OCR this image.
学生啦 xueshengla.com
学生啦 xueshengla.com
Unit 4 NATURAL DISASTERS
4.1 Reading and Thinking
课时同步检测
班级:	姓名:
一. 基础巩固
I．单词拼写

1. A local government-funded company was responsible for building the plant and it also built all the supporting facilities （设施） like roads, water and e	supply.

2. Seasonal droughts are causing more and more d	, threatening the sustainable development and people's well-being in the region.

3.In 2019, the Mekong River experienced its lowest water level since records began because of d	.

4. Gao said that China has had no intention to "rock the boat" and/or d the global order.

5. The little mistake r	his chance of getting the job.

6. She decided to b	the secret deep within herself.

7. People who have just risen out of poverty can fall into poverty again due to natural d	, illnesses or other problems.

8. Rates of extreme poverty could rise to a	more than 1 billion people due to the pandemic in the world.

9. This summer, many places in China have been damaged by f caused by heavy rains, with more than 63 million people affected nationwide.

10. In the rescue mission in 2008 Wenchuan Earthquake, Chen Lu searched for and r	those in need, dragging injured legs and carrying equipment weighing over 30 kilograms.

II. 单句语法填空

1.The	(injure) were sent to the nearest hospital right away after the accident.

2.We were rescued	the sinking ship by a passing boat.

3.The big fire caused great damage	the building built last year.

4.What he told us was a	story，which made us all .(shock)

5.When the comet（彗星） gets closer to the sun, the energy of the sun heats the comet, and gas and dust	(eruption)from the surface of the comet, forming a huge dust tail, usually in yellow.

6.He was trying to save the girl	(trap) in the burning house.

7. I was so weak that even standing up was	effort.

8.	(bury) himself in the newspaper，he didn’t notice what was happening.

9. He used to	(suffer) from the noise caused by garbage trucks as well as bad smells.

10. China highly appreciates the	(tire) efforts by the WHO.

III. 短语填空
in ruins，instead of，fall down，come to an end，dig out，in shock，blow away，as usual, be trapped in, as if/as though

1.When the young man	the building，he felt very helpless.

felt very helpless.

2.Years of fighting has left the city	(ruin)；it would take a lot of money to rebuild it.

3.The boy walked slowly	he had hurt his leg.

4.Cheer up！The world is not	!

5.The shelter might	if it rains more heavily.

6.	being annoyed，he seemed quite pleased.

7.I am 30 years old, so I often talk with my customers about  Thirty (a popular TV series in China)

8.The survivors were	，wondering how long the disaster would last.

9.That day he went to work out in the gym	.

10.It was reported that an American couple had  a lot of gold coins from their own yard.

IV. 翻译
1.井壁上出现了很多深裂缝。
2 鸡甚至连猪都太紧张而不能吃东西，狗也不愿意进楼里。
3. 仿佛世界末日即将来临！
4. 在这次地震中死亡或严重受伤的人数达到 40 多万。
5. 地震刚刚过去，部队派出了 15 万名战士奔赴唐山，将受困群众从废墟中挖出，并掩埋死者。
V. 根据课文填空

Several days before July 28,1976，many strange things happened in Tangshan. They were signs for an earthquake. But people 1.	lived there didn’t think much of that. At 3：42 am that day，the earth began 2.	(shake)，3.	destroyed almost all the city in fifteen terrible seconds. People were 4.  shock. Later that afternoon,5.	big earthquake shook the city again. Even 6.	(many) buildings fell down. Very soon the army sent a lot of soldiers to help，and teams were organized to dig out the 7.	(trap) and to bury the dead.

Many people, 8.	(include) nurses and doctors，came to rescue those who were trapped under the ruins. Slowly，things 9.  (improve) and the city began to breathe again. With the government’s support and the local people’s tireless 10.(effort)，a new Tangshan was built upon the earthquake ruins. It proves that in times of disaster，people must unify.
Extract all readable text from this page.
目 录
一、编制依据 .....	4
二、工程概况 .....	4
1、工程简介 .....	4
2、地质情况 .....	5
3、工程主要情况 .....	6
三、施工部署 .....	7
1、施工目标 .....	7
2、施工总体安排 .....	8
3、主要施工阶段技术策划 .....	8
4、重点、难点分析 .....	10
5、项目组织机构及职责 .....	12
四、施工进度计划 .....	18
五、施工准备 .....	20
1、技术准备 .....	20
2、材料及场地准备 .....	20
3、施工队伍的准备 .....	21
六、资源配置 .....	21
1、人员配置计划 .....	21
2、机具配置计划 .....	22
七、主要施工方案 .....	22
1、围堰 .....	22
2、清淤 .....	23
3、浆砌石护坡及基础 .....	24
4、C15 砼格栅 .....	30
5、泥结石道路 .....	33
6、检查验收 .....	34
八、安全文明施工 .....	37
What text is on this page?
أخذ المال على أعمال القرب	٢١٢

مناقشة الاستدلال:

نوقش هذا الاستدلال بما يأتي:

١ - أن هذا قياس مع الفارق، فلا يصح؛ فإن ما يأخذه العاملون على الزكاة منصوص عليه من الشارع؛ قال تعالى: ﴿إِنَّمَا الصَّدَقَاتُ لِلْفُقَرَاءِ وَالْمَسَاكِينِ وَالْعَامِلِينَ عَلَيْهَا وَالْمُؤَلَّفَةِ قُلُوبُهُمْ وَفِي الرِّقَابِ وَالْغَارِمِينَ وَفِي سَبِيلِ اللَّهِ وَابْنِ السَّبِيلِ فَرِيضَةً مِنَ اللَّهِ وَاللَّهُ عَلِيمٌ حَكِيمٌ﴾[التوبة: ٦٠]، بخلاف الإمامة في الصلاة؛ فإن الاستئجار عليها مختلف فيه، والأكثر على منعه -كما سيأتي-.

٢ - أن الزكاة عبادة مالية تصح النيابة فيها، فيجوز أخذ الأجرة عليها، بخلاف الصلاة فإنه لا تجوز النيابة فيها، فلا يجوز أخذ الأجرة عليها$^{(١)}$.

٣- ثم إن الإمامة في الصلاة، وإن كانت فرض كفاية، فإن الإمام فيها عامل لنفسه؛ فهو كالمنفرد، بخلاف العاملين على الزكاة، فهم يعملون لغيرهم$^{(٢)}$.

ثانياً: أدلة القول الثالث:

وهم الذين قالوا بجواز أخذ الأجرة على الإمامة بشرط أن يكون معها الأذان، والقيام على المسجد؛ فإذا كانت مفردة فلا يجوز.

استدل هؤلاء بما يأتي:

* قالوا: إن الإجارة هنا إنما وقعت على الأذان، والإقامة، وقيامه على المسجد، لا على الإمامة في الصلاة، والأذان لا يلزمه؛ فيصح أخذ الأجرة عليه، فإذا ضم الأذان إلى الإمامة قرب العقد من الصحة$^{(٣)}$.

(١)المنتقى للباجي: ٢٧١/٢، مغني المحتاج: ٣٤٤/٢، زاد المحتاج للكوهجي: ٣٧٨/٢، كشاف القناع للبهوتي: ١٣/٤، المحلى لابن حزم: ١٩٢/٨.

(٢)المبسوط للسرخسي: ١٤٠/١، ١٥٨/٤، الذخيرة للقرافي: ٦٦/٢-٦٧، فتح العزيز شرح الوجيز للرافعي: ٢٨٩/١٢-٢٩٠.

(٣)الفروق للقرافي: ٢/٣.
____
**EXERCISE INSTRUCTIONS:** Output an exact copy of the lines beginning at the one that holds "What text is on this page?" and running through the final line of the records.

**FINISHED TASK:**
What text is on this page?
أخذ المال على أعمال القرب	٢١٢

مناقشة الاستدلال:

نوقش هذا الاستدلال بما يأتي:

١ - أن هذا قياس مع الفارق، فلا يصح؛ فإن ما يأخذه العاملون على الزكاة منصوص عليه من الشارع؛ قال تعالى: ﴿إِنَّمَا الصَّدَقَاتُ لِلْفُقَرَاءِ وَالْمَسَاكِينِ وَالْعَامِلِينَ عَلَيْهَا وَالْمُؤَلَّفَةِ قُلُوبُهُمْ وَفِي الرِّقَابِ وَالْغَارِمِينَ وَفِي سَبِيلِ اللَّهِ وَابْنِ السَّبِيلِ فَرِيضَةً مِنَ اللَّهِ وَاللَّهُ عَلِيمٌ حَكِيمٌ﴾[التوبة: ٦٠]، بخلاف الإمامة في الصلاة؛ فإن الاستئجار عليها مختلف فيه، والأكثر على منعه -كما سيأتي-.

٢ - أن الزكاة عبادة مالية تصح النيابة فيها، فيجوز أخذ الأجرة عليها، بخلاف الصلاة فإنه لا تجوز النيابة فيها، فلا يجوز أخذ الأجرة عليها$^{(١)}$.

٣- ثم إن الإمامة في الصلاة، وإن كانت فرض كفاية، فإن الإمام فيها عامل لنفسه؛ فهو كالمنفرد، بخلاف العاملين على الزكاة، فهم يعملون لغيرهم$^{(٢)}$.

ثانياً: أدلة القول الثالث:

وهم الذين قالوا بجواز أخذ الأجرة على الإمامة بشرط أن يكون معها الأذان، والقيام على المسجد؛ فإذا كانت مفردة فلا يجوز.

استدل هؤلاء بما يأتي:

* قالوا: إن الإجارة هنا إنما وقعت على الأذان، والإقامة، وقيامه على المسجد، لا على الإمامة في الصلاة، والأذان لا يلزمه؛ فيصح أخذ الأجرة عليه، فإذا ضم الأذان إلى الإمامة قرب العقد من الصحة$^{(٣)}$.

(١)المنتقى للباجي: ٢٧١/٢، مغني المحتاج: ٣٤٤/٢، زاد المحتاج للكوهجي: ٣٧٨/٢، كشاف القناع للبهوتي: ١٣/٤، المحلى لابن حزم: ١٩٢/٨.

(٢)المبسوط للسرخسي: ١٤٠/١، ١٥٨/٤، الذخيرة للقرافي: ٦٦/٢-٦٧، فتح العزيز شرح الوجيز للرافعي: ٢٨٩/١٢-٢٩٠.

(٣)الفروق للقرافي: ٢/٣.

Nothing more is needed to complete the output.